Stored data =
##############################
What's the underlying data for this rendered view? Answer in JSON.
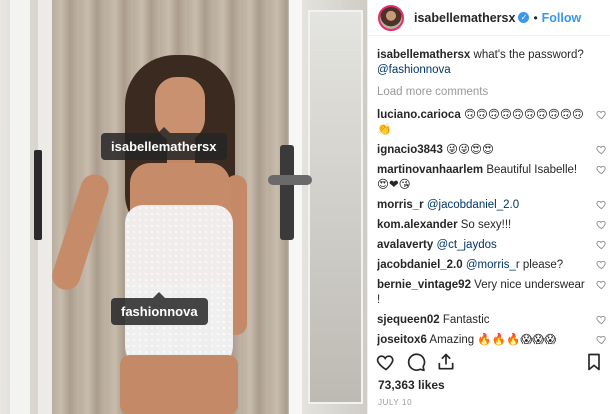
{
  "post": {
    "username": "isabellemathersx",
    "verified_symbol": "✓",
    "dot": "•",
    "follow_label": "Follow",
    "photo_tags": [
      "isabellemathersx",
      "fashionnova"
    ],
    "caption": {
      "user": "isabellemathersx",
      "text": "what's the password?",
      "mention": "@fashionnova"
    },
    "load_more": "Load more comments",
    "comments": [
      {
        "user": "luciano.carioca",
        "text": "🙃🙃🙃🙃🙃🙃🙃🙃🙃🙃👏"
      },
      {
        "user": "ignacio3843",
        "text": "😜😜😍😍"
      },
      {
        "user": "martinovanhaarlem",
        "text": "Beautiful Isabelle! 😍❤😘"
      },
      {
        "user": "morris_r",
        "text": "",
        "mention": "@jacobdaniel_2.0"
      },
      {
        "user": "kom.alexander",
        "text": "So sexy!!!"
      },
      {
        "user": "avalaverty",
        "text": "",
        "mention": "@ct_jaydos"
      },
      {
        "user": "jacobdaniel_2.0",
        "text": "please?",
        "mention": "@morris_r"
      },
      {
        "user": "bernie_vintage92",
        "text": "Very nice underswear !"
      },
      {
        "user": "sjequeen02",
        "text": "Fantastic"
      },
      {
        "user": "joseitox6",
        "text": "Amazing 🔥🔥🔥😱😱😱"
      }
    ],
    "likes": "73,363 likes",
    "date": "JULY 10"
  },
  "icons": {
    "heart": "heart-icon",
    "comment": "comment-icon",
    "share": "share-icon",
    "bookmark": "bookmark-icon"
  },
  "colors": {
    "link": "#003569",
    "follow": "#3897f0",
    "muted": "#999999"
  }
}
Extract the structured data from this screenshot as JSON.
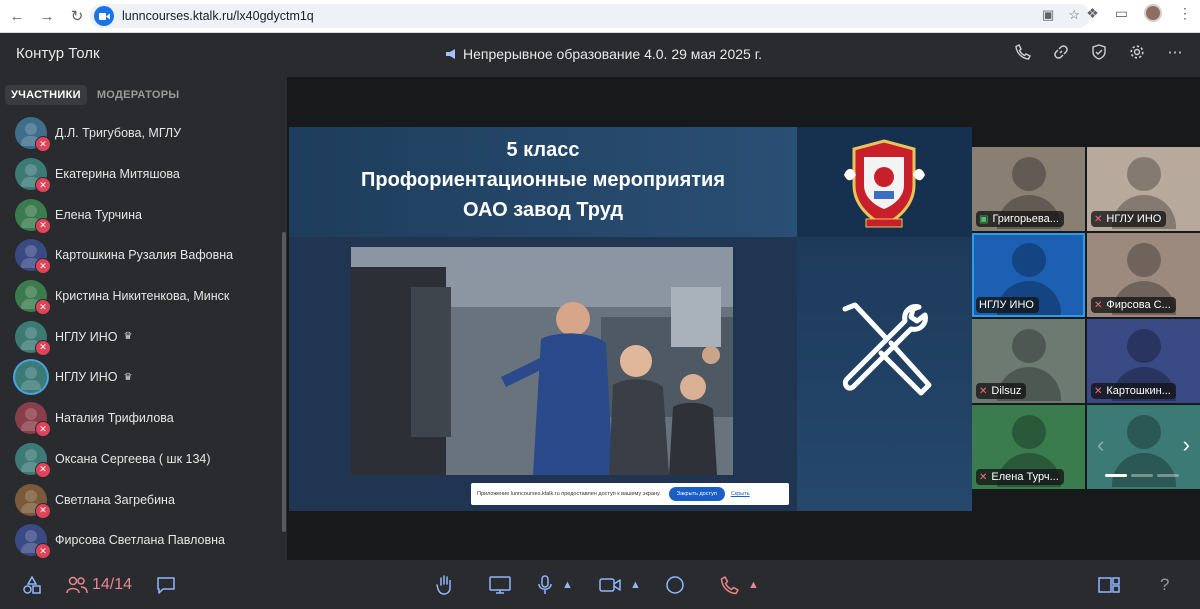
{
  "browser": {
    "url": "lunncourses.ktalk.ru/lx40gdyctm1q"
  },
  "app": {
    "title": "Контур Толк",
    "meeting_title": "Непрерывное образование 4.0. 29 мая 2025 г."
  },
  "sidebar": {
    "tabs": [
      {
        "label": "УЧАСТНИКИ",
        "active": true
      },
      {
        "label": "МОДЕРАТОРЫ",
        "active": false
      }
    ],
    "participants": [
      {
        "name": "Д.Л. Тригубова, МГЛУ",
        "color": "#3f6e8c",
        "muted": true,
        "moderator": false
      },
      {
        "name": "Екатерина Митяшова",
        "color": "#3c7a76",
        "muted": true,
        "moderator": false
      },
      {
        "name": "Елена Турчина",
        "color": "#3b7c4f",
        "muted": true,
        "moderator": false
      },
      {
        "name": "Картошкина Рузалия Вафовна",
        "color": "#3a4a85",
        "muted": true,
        "moderator": false
      },
      {
        "name": "Кристина Никитенкова, Минск",
        "color": "#3b7c4f",
        "muted": true,
        "moderator": false
      },
      {
        "name": "НГЛУ ИНО",
        "color": "#3c7a76",
        "muted": true,
        "moderator": true
      },
      {
        "name": "НГЛУ ИНО",
        "color": "#3c7a76",
        "muted": false,
        "moderator": true,
        "selected": true
      },
      {
        "name": "Наталия Трифилова",
        "color": "#8a3d4a",
        "muted": true,
        "moderator": false
      },
      {
        "name": "Оксана Сергеева ( шк 134)",
        "color": "#3c7a76",
        "muted": true,
        "moderator": false
      },
      {
        "name": "Светлана Загребина",
        "color": "#7a5a3a",
        "muted": true,
        "moderator": false
      },
      {
        "name": "Фирсова Светлана Павловна",
        "color": "#3a4a85",
        "muted": true,
        "moderator": false
      }
    ]
  },
  "slide": {
    "title_lines": [
      "5 класс",
      "Профориентационные мероприятия",
      "ОАО завод Труд"
    ],
    "notification": {
      "text": "Приложение lunncourses.ktalk.ru предоставлен доступ к вашему экрану.",
      "button": "Закрыть доступ",
      "link": "Скрыть"
    }
  },
  "tiles": [
    {
      "label": "Григорьева...",
      "bg": "#8a7f73",
      "indicator": "camera"
    },
    {
      "label": "НГЛУ ИНО",
      "bg": "#b7aa9d",
      "indicator": "muted"
    },
    {
      "label": "НГЛУ ИНО",
      "bg": "#1c5fb3",
      "indicator": "none",
      "active": true
    },
    {
      "label": "Фирсова С...",
      "bg": "#9c8a7e",
      "indicator": "muted"
    },
    {
      "label": "Dilsuz",
      "bg": "#6c7a72",
      "indicator": "muted"
    },
    {
      "label": "Картошкин...",
      "bg": "#3a4a85",
      "indicator": "muted"
    },
    {
      "label": "Елена Турч...",
      "bg": "#3b7c4f",
      "indicator": "muted"
    },
    {
      "label": "",
      "bg": "#3c7a76",
      "indicator": "pager"
    }
  ],
  "toolbar": {
    "participants_count": "14/14",
    "icons": [
      "apps-icon",
      "participants-icon",
      "chat-icon",
      "raise-hand-icon",
      "screen-share-icon",
      "microphone-icon",
      "camera-icon",
      "record-icon",
      "hangup-icon",
      "layout-icon",
      "help-icon"
    ],
    "help_label": "?"
  },
  "colors": {
    "accent": "#8fb8ff",
    "danger": "#e9868f",
    "mute_badge": "#e0445a"
  }
}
##############################
Exercise instructions = Return every line of the preceding records in which the word "ktalk" appears.

Correct result =
    "url": "lunncourses.ktalk.ru/lx40gdyctm1q"
      "text": "Приложение lunncourses.ktalk.ru предоставлен доступ к вашему экрану.",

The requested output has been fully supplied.